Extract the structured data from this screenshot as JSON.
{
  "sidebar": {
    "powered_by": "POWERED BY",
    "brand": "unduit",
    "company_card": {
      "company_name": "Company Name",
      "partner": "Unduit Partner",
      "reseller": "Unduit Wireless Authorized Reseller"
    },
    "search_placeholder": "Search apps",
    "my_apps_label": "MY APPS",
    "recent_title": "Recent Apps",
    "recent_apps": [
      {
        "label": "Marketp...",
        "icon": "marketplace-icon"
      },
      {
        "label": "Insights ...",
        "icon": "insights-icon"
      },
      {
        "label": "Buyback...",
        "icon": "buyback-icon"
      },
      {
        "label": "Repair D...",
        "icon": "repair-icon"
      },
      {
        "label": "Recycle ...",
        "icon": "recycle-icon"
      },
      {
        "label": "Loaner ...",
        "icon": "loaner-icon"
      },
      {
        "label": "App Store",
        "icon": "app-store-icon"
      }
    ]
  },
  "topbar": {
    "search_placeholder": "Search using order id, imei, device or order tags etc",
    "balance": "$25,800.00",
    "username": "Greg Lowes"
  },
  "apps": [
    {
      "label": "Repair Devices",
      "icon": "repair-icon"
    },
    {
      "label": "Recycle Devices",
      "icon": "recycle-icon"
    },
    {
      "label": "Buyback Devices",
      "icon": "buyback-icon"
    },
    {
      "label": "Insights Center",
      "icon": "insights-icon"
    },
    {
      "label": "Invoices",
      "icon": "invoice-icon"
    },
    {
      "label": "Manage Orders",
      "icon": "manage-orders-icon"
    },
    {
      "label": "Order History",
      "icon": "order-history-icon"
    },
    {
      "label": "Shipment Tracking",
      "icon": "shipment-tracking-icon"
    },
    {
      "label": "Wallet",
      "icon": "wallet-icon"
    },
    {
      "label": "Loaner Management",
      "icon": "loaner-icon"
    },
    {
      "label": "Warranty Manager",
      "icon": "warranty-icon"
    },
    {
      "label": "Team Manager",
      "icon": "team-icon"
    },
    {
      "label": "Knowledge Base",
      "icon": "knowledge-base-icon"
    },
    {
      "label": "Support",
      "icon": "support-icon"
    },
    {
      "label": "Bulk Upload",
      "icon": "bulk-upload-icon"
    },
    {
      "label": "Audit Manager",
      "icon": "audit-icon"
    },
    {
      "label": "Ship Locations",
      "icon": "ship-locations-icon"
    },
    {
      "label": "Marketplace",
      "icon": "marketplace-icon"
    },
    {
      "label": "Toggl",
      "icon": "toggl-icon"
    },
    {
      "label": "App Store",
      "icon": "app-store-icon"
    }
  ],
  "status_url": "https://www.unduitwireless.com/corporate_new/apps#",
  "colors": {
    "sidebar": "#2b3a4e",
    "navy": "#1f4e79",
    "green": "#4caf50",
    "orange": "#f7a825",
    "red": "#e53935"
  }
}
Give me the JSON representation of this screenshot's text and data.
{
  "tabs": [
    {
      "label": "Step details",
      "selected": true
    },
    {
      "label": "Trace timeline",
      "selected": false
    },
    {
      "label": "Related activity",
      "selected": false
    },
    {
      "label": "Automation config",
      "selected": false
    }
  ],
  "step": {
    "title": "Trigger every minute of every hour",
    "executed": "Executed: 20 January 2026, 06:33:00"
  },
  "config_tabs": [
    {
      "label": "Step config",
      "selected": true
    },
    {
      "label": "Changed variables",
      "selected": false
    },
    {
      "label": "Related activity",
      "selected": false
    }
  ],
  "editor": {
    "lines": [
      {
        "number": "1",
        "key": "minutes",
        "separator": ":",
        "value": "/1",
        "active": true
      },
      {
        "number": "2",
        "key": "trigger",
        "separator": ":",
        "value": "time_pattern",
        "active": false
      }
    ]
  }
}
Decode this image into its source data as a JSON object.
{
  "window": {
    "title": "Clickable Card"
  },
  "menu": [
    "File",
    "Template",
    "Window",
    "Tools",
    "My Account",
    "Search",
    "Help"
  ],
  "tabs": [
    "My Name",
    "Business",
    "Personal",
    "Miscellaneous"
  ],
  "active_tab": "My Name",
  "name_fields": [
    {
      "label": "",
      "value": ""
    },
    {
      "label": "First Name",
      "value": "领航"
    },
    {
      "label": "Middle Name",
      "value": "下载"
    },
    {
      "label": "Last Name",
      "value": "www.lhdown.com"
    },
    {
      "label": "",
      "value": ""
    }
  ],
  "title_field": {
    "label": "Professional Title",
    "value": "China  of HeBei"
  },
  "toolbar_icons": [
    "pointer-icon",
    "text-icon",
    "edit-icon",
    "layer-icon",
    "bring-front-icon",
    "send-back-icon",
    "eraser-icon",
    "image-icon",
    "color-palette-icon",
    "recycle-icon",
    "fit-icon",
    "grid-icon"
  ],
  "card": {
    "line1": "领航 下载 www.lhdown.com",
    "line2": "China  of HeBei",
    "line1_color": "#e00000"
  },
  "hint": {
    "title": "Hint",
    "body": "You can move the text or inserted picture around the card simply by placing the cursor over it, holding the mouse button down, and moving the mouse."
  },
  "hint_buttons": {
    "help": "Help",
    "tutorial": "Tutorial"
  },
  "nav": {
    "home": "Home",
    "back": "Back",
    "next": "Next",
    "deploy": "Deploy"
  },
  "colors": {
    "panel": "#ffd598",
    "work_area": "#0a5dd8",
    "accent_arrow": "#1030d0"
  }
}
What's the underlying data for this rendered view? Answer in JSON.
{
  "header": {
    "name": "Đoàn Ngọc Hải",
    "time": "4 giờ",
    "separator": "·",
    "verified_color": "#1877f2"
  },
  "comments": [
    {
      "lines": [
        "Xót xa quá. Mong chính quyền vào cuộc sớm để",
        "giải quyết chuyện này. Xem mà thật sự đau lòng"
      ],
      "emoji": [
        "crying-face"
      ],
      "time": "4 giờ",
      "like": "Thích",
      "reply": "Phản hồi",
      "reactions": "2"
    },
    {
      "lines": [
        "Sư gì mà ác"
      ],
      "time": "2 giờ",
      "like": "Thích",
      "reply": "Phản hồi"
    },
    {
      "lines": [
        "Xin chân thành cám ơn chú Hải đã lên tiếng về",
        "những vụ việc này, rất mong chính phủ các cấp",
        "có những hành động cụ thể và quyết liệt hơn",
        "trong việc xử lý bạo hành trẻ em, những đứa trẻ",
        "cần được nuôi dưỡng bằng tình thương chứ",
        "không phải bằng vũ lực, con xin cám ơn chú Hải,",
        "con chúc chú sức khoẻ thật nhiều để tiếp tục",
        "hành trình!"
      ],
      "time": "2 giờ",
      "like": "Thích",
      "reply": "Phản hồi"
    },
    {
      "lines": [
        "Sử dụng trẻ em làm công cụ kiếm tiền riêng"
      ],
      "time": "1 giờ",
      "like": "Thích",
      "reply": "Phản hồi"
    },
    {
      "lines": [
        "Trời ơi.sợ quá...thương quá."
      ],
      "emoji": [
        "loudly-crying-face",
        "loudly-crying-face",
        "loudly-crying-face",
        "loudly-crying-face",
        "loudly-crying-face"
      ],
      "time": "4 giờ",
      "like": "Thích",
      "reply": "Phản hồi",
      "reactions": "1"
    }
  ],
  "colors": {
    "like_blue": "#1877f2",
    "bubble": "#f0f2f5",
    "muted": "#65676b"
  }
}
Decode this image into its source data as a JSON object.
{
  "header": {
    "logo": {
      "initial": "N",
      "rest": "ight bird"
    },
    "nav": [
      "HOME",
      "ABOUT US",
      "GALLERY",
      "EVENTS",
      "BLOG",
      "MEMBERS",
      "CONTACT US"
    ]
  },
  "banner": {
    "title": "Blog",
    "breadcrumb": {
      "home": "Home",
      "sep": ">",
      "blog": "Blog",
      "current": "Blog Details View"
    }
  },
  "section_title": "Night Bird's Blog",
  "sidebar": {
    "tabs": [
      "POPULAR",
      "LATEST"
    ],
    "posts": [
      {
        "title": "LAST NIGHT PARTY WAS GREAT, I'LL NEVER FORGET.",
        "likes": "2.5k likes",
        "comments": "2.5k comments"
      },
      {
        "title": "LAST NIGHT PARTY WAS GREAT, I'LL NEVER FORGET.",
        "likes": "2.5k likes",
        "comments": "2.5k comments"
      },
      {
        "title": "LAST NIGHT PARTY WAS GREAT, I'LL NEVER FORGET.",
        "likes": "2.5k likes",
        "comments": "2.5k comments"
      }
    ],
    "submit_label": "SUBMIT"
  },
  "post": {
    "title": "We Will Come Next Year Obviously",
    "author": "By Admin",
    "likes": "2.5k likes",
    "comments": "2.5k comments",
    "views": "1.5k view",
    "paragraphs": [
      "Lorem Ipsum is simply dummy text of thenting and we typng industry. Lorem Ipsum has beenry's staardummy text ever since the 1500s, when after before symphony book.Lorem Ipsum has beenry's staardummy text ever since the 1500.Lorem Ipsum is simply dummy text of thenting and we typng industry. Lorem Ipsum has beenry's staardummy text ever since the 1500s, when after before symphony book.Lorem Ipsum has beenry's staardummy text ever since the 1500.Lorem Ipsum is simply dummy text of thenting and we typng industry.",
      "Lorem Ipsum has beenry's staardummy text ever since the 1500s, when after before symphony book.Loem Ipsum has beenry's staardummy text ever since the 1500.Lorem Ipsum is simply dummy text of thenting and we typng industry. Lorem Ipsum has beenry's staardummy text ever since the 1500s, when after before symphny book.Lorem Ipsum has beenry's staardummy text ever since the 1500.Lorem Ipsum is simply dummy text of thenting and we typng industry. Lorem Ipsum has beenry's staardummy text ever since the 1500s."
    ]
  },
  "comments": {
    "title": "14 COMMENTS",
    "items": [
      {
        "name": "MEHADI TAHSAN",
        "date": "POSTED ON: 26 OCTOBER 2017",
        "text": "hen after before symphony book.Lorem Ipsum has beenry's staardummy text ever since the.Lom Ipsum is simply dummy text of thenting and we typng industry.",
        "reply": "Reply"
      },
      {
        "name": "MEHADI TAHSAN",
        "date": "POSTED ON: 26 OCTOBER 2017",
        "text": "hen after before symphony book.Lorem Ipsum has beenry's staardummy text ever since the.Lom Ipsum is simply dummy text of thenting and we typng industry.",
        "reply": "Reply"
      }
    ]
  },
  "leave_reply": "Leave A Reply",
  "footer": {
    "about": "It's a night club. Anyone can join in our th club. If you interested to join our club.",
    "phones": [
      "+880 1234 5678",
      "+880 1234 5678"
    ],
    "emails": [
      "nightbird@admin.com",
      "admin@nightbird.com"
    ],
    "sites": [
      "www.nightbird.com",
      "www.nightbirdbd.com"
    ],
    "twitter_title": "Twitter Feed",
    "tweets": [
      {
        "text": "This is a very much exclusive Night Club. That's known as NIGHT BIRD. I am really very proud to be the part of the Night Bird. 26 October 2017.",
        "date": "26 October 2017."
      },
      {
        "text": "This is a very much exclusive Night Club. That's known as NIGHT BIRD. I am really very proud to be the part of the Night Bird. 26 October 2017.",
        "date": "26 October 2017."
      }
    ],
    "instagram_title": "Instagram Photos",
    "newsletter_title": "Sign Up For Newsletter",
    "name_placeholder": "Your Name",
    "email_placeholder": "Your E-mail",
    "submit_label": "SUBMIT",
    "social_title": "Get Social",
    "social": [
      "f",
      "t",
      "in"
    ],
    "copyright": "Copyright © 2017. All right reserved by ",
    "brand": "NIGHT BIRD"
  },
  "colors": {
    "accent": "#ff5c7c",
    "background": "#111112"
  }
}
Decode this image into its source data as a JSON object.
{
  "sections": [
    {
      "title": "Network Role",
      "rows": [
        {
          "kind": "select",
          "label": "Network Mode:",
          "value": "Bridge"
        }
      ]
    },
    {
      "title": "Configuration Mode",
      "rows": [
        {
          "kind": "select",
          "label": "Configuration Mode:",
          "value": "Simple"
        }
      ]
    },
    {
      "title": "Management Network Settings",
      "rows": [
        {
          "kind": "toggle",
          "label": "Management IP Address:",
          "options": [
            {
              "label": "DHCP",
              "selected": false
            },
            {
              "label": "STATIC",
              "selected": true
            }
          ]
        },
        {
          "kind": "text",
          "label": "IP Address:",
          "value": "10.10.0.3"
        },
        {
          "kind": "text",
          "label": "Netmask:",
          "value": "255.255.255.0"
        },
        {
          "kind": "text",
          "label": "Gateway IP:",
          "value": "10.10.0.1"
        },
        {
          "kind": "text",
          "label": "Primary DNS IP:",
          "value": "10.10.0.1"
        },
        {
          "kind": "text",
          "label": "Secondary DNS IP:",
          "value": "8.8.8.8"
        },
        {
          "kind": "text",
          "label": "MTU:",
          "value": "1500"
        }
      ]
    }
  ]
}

[Task goal] Check each line of the listing above for the string "Management", then report only how many lines have it.

[Task result] 3